━━ Data records
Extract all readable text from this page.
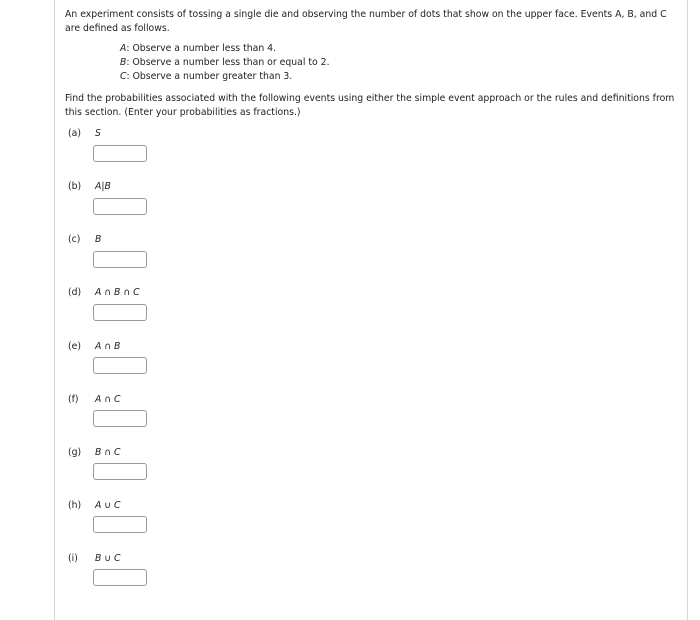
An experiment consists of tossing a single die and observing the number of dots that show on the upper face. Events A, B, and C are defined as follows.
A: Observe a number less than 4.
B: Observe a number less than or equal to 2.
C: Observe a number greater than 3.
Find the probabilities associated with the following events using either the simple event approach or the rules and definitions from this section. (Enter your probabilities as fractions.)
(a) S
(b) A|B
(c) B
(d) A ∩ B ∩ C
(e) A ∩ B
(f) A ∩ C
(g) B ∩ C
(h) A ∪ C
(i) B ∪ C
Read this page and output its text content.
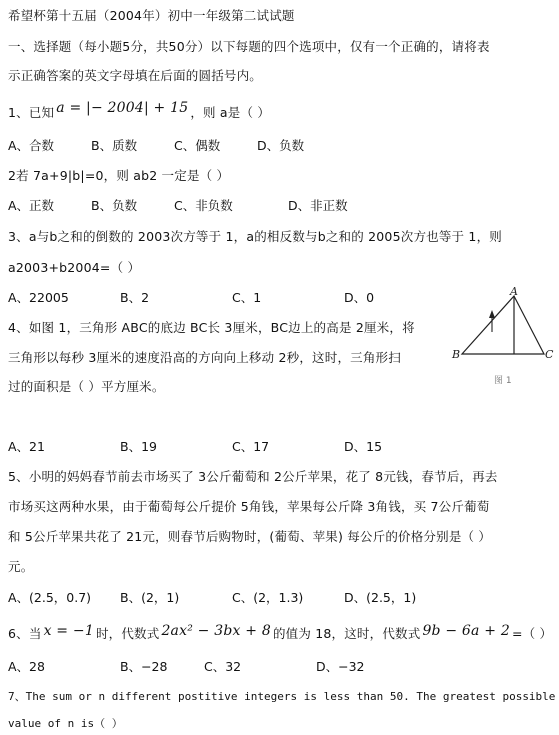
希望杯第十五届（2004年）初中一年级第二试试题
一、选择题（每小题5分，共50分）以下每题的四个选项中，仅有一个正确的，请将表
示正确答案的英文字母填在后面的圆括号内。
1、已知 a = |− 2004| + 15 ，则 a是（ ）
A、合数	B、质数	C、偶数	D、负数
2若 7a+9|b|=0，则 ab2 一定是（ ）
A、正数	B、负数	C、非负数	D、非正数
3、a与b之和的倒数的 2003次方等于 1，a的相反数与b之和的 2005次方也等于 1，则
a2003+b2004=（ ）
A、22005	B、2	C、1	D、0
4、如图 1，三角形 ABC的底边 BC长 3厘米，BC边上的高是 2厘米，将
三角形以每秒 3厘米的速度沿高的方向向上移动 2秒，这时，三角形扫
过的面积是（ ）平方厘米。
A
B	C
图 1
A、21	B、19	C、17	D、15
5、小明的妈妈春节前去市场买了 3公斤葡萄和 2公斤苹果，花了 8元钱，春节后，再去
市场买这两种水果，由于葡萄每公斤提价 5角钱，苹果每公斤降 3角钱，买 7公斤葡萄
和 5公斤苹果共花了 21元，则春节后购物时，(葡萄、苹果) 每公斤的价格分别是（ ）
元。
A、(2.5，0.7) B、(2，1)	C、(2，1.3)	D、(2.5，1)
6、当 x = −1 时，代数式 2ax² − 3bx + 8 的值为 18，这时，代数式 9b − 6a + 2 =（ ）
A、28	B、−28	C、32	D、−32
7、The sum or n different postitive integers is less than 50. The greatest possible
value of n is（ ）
━━━━
━━ Data records
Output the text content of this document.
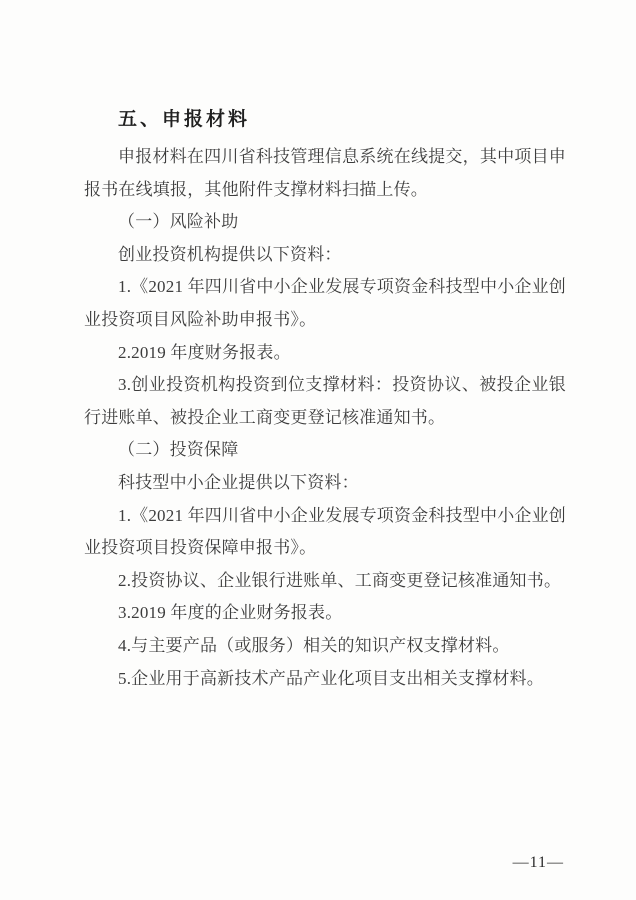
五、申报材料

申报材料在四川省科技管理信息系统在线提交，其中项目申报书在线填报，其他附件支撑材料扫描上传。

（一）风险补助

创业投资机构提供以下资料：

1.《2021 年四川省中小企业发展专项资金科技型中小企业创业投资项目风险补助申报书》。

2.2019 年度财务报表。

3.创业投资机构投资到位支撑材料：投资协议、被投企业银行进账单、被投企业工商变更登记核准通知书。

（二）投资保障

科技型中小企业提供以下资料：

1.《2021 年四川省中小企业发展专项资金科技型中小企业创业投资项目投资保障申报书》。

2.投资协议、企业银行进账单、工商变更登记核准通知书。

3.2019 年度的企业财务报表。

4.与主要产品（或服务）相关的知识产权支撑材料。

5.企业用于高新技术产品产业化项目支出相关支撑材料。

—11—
━━━━
━━ Data records
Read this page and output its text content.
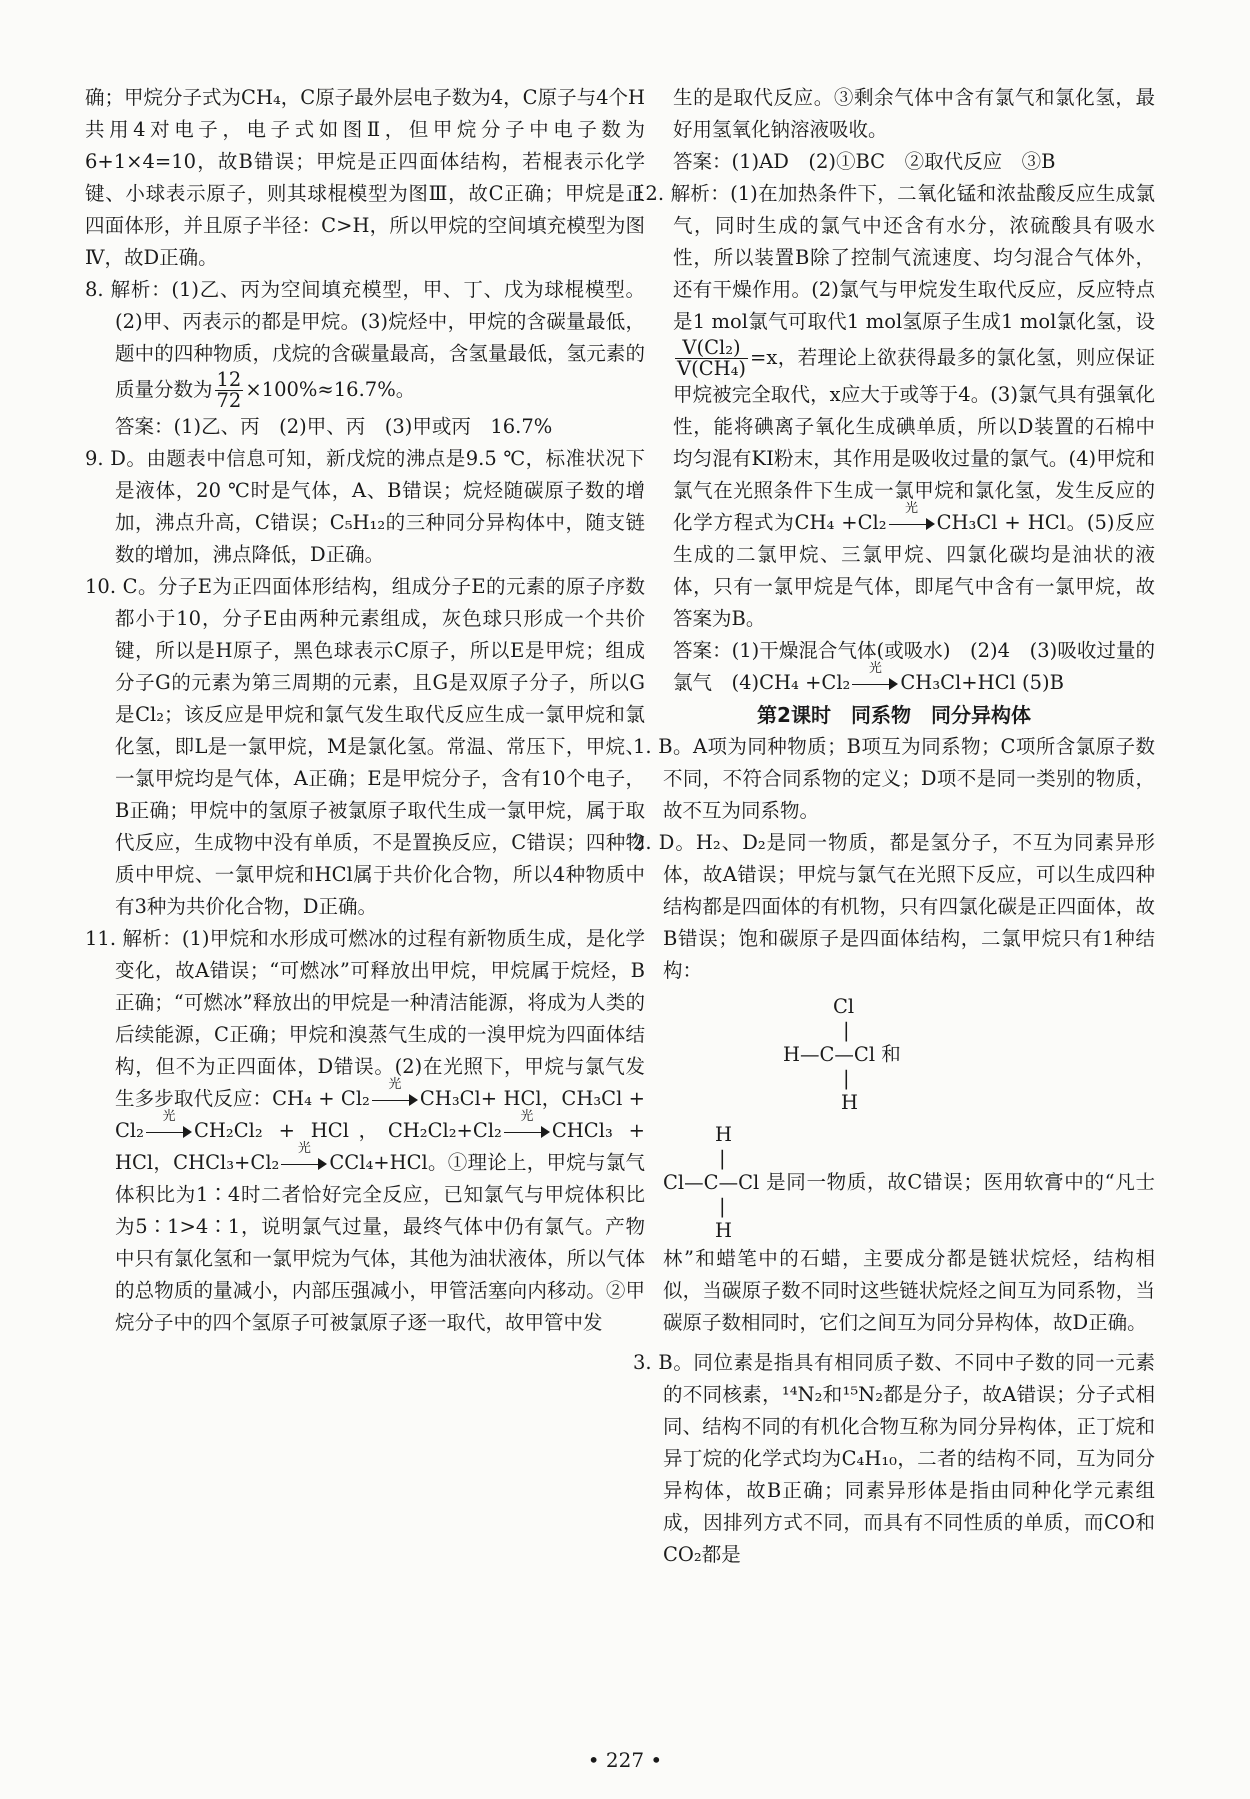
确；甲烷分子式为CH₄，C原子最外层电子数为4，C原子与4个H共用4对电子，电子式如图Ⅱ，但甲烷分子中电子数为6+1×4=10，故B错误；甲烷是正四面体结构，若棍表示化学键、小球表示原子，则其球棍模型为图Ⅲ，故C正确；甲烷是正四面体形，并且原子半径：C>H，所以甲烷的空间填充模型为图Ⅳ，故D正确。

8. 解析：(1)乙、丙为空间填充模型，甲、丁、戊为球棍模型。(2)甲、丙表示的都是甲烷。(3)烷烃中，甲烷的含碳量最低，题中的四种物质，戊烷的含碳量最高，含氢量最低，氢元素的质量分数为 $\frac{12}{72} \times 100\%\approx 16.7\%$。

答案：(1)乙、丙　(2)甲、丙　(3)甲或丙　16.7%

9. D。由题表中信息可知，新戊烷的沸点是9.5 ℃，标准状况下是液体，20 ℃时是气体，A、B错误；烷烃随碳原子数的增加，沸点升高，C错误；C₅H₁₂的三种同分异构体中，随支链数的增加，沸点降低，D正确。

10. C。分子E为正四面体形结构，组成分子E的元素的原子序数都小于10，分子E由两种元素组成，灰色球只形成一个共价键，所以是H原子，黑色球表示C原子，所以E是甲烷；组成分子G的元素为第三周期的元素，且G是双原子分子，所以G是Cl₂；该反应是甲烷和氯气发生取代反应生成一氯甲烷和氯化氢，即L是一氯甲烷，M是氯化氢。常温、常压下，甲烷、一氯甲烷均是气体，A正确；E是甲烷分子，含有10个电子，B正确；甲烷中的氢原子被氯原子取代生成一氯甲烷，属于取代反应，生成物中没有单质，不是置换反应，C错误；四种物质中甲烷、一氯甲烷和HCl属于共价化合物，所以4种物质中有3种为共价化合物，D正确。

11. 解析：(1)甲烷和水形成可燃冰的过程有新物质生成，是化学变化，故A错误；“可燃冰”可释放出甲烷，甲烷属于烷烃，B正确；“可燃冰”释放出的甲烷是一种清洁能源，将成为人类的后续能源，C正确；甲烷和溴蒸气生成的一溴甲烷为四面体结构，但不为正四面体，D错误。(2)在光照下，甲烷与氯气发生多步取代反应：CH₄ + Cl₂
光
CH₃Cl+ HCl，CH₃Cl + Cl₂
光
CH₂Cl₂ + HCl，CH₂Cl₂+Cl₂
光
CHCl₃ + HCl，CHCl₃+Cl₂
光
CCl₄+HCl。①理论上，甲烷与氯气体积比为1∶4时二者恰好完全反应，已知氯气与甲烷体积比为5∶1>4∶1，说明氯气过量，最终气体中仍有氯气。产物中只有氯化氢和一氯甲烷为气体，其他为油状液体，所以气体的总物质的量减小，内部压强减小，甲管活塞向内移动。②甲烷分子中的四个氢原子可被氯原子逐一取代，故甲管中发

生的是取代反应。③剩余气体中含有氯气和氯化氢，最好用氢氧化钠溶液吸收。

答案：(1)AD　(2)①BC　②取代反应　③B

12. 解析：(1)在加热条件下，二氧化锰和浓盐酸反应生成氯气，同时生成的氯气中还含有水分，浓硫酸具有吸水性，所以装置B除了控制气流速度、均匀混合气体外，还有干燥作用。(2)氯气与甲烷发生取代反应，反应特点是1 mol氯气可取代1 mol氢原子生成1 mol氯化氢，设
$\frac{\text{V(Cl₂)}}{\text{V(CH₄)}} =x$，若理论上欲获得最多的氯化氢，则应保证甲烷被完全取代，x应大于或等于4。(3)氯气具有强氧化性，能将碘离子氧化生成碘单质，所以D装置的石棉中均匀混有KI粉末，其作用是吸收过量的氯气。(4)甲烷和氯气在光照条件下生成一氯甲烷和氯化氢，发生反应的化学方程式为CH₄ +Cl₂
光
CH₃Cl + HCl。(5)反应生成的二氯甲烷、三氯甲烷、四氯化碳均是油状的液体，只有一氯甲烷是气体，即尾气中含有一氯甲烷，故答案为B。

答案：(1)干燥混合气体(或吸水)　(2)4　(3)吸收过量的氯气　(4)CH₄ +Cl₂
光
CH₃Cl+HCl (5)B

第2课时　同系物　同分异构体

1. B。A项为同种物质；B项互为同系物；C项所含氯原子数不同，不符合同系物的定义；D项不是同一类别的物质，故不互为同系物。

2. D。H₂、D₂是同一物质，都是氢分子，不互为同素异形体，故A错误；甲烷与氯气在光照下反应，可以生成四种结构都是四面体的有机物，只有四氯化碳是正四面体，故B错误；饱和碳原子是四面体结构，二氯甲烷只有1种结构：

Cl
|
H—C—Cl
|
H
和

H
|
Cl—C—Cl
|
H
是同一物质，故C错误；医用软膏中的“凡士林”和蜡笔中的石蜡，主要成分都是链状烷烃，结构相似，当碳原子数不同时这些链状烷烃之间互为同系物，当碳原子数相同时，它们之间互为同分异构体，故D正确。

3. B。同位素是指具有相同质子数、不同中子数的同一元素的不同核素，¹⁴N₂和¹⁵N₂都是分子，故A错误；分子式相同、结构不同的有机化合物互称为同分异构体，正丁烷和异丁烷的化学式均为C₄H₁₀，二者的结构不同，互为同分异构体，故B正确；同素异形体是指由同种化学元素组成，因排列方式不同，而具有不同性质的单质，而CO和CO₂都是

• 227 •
━━━━
## What is asked
Isolate the lines that hold the word "故A错误" and copy all of them.

## Answer to the task
11. 解析：(1)甲烷和水形成可燃冰的过程有新物质生成，是化学变化，故A错误；“可燃冰”可释放出甲烷，甲烷属于烷烃，B正确；“可燃冰”释放出的甲烷是一种清洁能源，将成为人类的后续能源，C正确；甲烷和溴蒸气生成的一溴甲烷为四面体结构，但不为正四面体，D错误。(2)在光照下，甲烷与氯气发生多步取代反应：CH₄ + Cl₂
2. D。H₂、D₂是同一物质，都是氢分子，不互为同素异形体，故A错误；甲烷与氯气在光照下反应，可以生成四种结构都是四面体的有机物，只有四氯化碳是正四面体，故B错误；饱和碳原子是四面体结构，二氯甲烷只有1种结构：
3. B。同位素是指具有相同质子数、不同中子数的同一元素的不同核素，¹⁴N₂和¹⁵N₂都是分子，故A错误；分子式相同、结构不同的有机化合物互称为同分异构体，正丁烷和异丁烷的化学式均为C₄H₁₀，二者的结构不同，互为同分异构体，故B正确；同素异形体是指由同种化学元素组成，因排列方式不同，而具有不同性质的单质，而CO和CO₂都是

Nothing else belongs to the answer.